— start STORED ROWS —

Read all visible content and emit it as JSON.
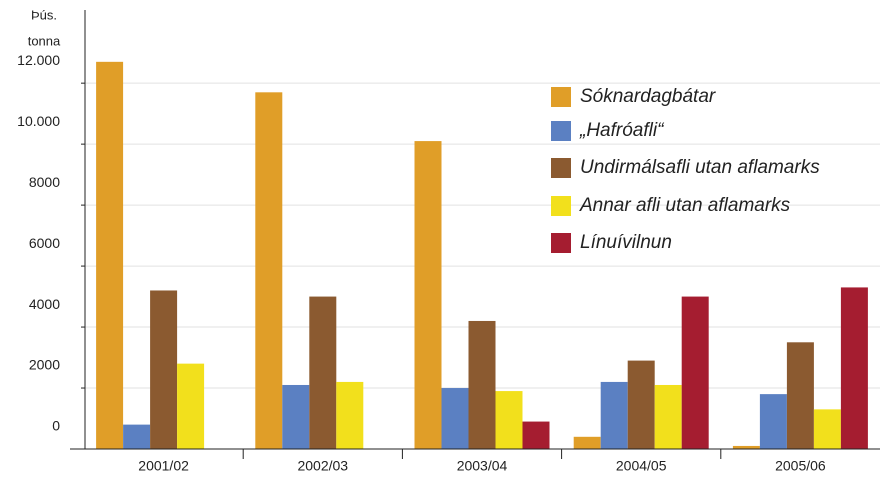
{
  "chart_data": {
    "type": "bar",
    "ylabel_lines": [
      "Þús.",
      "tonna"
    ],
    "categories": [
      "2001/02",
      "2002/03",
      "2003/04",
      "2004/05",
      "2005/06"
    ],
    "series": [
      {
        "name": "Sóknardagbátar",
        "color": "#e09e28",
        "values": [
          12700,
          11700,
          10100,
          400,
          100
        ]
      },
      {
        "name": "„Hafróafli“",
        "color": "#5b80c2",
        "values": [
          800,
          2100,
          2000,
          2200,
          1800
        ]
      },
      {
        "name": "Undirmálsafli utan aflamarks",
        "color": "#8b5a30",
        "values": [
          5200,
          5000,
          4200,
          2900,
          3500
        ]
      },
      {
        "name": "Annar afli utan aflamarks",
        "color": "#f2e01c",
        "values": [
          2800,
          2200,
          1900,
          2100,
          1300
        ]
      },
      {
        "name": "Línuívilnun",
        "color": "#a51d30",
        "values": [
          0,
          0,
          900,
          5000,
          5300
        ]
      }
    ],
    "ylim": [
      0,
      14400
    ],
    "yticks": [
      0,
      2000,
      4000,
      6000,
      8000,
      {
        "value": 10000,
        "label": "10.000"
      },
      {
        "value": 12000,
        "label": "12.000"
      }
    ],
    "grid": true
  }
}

— end STORED ROWS —
— start STORED ROWS —

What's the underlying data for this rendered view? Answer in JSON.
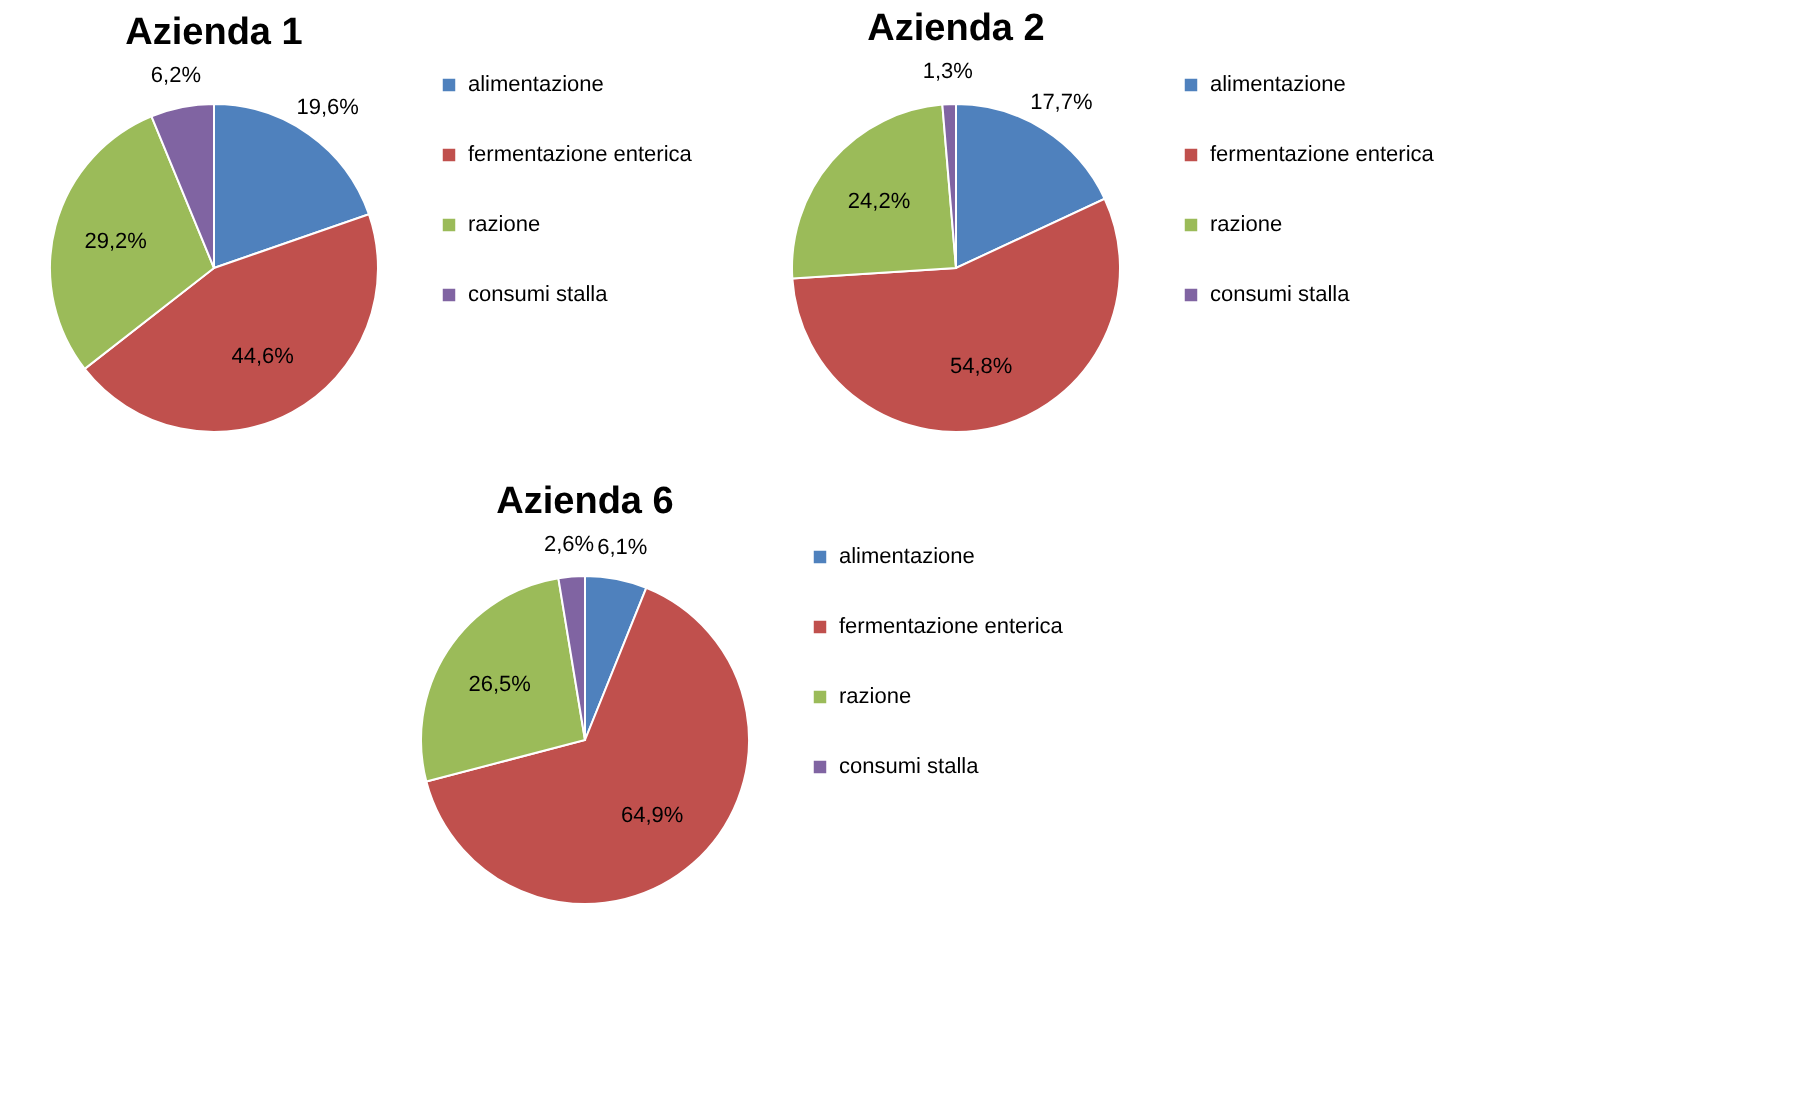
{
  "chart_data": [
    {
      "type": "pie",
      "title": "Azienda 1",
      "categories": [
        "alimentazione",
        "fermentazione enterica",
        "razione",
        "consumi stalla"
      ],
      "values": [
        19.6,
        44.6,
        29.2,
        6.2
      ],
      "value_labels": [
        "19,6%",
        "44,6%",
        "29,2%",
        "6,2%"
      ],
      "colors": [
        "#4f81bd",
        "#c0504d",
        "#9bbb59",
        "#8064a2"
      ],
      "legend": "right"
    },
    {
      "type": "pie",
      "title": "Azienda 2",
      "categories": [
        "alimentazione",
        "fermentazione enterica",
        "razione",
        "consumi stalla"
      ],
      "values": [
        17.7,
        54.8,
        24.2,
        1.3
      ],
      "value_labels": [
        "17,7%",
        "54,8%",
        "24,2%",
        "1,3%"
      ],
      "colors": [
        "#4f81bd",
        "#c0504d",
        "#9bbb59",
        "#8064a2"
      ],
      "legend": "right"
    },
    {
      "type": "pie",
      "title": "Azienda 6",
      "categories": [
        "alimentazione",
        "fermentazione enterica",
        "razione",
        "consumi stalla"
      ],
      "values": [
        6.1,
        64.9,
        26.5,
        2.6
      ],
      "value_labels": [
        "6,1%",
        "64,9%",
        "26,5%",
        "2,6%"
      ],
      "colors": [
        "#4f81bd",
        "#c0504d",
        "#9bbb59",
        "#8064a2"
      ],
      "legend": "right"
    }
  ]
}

— end STORED ROWS —

WHAT YOU HAVE TO DO —
Collect each line above holding the string "utan".

SOLUTION FOR THIS TASK —
        "name": "Undirmálsafli utan aflamarks",
        "name": "Annar afli utan aflamarks",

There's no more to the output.